#### [Listed records]

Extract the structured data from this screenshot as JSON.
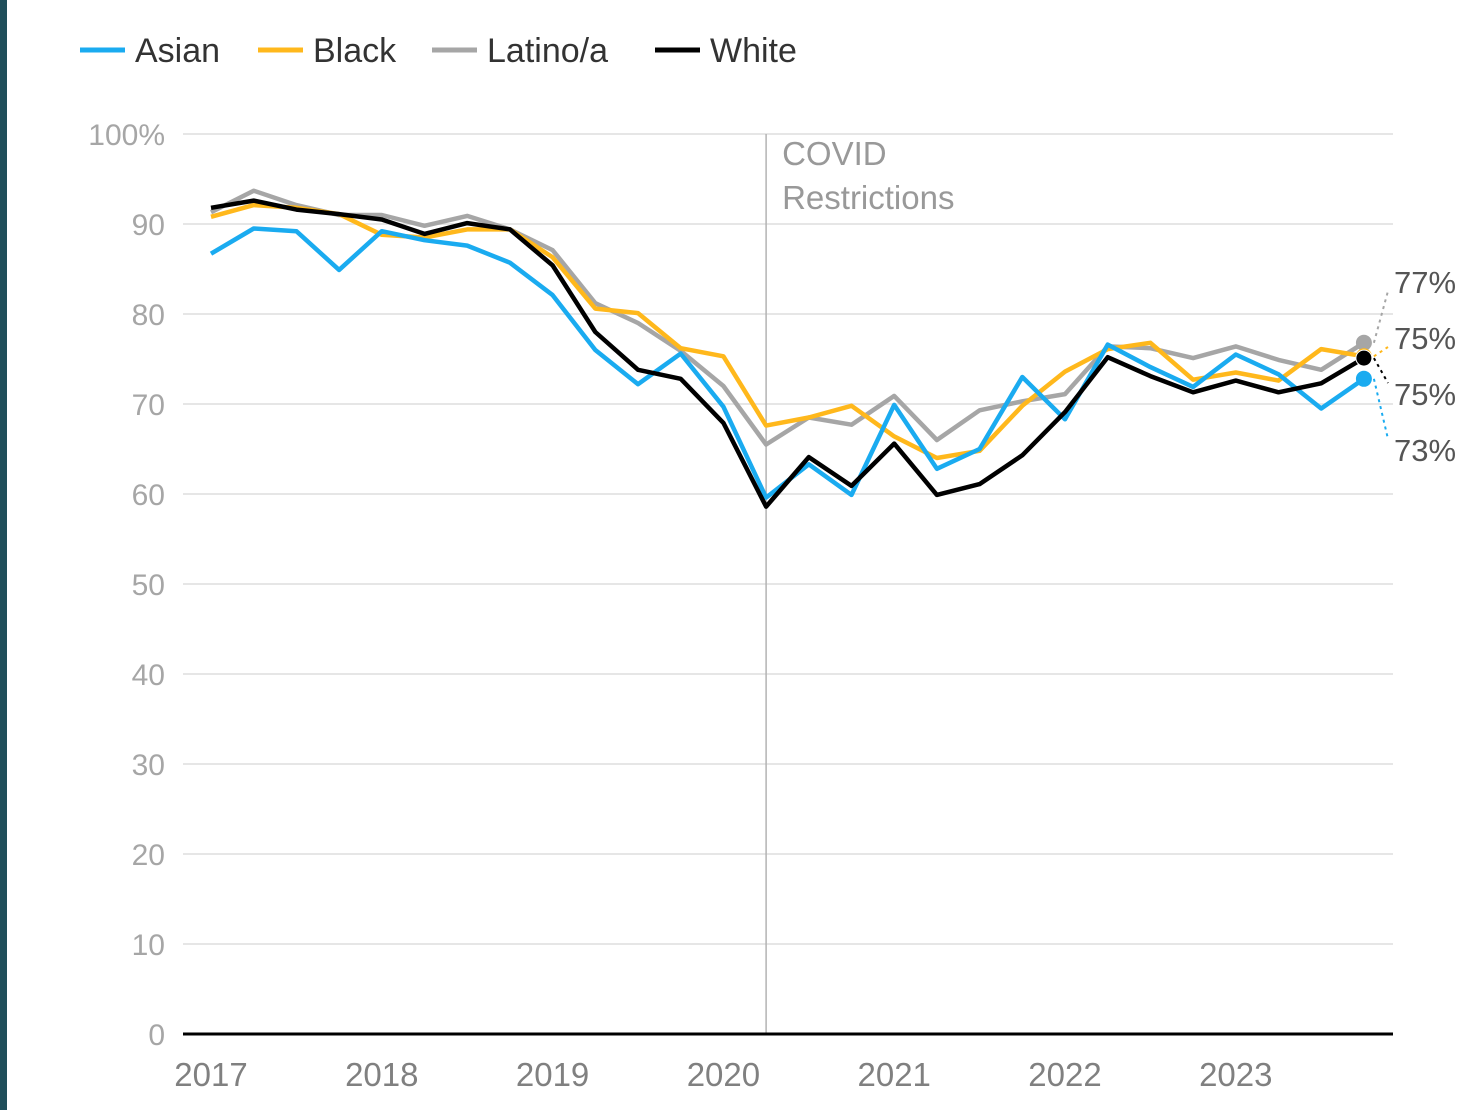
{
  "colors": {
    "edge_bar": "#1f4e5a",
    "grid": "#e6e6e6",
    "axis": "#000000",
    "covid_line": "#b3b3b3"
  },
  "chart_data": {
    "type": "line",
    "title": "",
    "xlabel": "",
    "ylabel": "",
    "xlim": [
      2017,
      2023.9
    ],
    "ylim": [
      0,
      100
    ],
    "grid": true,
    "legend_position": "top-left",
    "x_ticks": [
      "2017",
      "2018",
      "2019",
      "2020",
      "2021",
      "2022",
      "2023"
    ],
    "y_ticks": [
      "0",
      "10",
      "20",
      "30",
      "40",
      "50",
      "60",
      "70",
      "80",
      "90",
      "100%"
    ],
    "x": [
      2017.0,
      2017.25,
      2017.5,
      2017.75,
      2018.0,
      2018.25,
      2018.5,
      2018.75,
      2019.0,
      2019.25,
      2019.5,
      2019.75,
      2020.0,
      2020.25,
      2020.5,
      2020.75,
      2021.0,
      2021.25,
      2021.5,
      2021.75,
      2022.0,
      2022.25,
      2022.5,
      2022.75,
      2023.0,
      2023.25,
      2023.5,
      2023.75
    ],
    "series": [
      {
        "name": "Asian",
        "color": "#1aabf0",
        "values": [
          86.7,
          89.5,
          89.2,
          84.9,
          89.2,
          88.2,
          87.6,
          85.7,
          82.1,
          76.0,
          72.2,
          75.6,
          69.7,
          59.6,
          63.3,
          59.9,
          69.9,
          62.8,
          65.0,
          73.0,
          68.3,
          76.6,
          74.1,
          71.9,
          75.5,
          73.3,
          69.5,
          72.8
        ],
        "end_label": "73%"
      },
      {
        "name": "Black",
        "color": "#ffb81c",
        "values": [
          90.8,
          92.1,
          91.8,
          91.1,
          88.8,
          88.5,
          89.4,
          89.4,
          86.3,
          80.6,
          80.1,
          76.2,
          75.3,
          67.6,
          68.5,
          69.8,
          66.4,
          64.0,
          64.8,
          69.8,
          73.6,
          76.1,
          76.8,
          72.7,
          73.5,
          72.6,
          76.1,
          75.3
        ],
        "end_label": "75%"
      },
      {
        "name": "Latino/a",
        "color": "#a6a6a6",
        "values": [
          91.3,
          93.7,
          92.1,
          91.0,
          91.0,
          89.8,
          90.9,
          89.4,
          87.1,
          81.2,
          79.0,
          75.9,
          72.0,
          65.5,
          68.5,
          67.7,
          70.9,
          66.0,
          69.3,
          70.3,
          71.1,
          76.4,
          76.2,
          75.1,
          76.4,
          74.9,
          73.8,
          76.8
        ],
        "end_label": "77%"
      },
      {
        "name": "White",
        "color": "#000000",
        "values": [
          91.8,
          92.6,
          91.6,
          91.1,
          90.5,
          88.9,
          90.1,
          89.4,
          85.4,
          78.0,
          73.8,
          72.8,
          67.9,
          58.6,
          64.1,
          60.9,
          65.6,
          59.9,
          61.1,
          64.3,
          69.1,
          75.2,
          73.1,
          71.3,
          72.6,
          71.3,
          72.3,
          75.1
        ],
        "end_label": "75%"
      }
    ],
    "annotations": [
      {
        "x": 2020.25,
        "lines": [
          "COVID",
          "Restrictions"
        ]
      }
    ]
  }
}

==

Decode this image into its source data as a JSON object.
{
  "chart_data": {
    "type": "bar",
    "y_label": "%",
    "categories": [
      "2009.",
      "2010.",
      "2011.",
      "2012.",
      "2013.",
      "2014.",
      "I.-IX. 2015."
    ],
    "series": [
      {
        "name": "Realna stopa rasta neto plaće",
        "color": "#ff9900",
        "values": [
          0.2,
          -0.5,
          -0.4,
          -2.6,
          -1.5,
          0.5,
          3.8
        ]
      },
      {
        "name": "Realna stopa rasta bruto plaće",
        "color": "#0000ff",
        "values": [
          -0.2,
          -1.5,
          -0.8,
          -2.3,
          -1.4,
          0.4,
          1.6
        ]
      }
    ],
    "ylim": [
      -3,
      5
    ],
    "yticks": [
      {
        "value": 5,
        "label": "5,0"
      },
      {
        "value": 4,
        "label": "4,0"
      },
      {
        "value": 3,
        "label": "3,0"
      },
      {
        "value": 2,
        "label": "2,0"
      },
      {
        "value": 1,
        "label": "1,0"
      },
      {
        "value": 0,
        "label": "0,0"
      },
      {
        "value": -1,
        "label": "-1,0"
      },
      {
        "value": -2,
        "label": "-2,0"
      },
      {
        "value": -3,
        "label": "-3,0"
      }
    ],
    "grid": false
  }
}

#### [Task objective]
Find the word "rasta" in the data and show each line that holds it.

#### [Written answer]
        "name": "Realna stopa rasta neto plaće",
        "name": "Realna stopa rasta bruto plaće",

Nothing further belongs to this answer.